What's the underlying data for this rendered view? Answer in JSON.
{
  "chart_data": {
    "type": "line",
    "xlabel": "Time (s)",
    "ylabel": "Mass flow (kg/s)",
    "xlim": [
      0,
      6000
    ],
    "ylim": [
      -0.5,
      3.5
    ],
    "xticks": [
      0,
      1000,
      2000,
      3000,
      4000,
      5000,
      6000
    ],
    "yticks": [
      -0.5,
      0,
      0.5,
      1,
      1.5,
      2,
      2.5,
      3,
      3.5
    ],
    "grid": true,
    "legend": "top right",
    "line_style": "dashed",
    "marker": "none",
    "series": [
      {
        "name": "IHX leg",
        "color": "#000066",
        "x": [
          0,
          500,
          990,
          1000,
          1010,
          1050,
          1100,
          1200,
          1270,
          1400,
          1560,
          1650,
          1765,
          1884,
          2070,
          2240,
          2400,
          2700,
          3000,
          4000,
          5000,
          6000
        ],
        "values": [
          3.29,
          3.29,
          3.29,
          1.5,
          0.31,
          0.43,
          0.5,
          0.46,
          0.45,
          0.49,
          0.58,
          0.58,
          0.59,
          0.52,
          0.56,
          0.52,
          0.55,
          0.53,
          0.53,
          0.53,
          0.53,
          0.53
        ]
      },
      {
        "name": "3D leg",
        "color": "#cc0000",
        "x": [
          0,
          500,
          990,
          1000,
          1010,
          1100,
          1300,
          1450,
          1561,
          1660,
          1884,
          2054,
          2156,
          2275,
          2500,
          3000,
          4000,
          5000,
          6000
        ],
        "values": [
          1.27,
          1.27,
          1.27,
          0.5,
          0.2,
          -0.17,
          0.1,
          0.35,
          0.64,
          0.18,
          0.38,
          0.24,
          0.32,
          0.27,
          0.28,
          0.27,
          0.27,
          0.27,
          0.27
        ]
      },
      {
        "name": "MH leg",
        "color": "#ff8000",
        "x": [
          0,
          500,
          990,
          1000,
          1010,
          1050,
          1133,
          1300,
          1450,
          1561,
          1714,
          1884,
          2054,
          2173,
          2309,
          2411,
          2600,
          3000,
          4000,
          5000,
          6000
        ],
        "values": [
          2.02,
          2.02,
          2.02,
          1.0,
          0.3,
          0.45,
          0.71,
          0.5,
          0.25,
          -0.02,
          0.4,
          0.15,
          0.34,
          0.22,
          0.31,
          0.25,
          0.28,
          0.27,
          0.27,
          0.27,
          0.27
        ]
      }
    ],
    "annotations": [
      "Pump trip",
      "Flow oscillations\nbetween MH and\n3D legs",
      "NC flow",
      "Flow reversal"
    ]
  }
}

**Short exercise:** Reproduce the material precisely, including every line.

**Task answer:**
What's the underlying data for this rendered view? Answer in JSON.
{
  "chart_data": {
    "type": "line",
    "xlabel": "Time (s)",
    "ylabel": "Mass flow (kg/s)",
    "xlim": [
      0,
      6000
    ],
    "ylim": [
      -0.5,
      3.5
    ],
    "xticks": [
      0,
      1000,
      2000,
      3000,
      4000,
      5000,
      6000
    ],
    "yticks": [
      -0.5,
      0,
      0.5,
      1,
      1.5,
      2,
      2.5,
      3,
      3.5
    ],
    "grid": true,
    "legend": "top right",
    "line_style": "dashed",
    "marker": "none",
    "series": [
      {
        "name": "IHX leg",
        "color": "#000066",
        "x": [
          0,
          500,
          990,
          1000,
          1010,
          1050,
          1100,
          1200,
          1270,
          1400,
          1560,
          1650,
          1765,
          1884,
          2070,
          2240,
          2400,
          2700,
          3000,
          4000,
          5000,
          6000
        ],
        "values": [
          3.29,
          3.29,
          3.29,
          1.5,
          0.31,
          0.43,
          0.5,
          0.46,
          0.45,
          0.49,
          0.58,
          0.58,
          0.59,
          0.52,
          0.56,
          0.52,
          0.55,
          0.53,
          0.53,
          0.53,
          0.53,
          0.53
        ]
      },
      {
        "name": "3D leg",
        "color": "#cc0000",
        "x": [
          0,
          500,
          990,
          1000,
          1010,
          1100,
          1300,
          1450,
          1561,
          1660,
          1884,
          2054,
          2156,
          2275,
          2500,
          3000,
          4000,
          5000,
          6000
        ],
        "values": [
          1.27,
          1.27,
          1.27,
          0.5,
          0.2,
          -0.17,
          0.1,
          0.35,
          0.64,
          0.18,
          0.38,
          0.24,
          0.32,
          0.27,
          0.28,
          0.27,
          0.27,
          0.27,
          0.27
        ]
      },
      {
        "name": "MH leg",
        "color": "#ff8000",
        "x": [
          0,
          500,
          990,
          1000,
          1010,
          1050,
          1133,
          1300,
          1450,
          1561,
          1714,
          1884,
          2054,
          2173,
          2309,
          2411,
          2600,
          3000,
          4000,
          5000,
          6000
        ],
        "values": [
          2.02,
          2.02,
          2.02,
          1.0,
          0.3,
          0.45,
          0.71,
          0.5,
          0.25,
          -0.02,
          0.4,
          0.15,
          0.34,
          0.22,
          0.31,
          0.25,
          0.28,
          0.27,
          0.27,
          0.27,
          0.27
        ]
      }
    ],
    "annotations": [
      "Pump trip",
      "Flow oscillations\nbetween MH and\n3D legs",
      "NC flow",
      "Flow reversal"
    ]
  }
}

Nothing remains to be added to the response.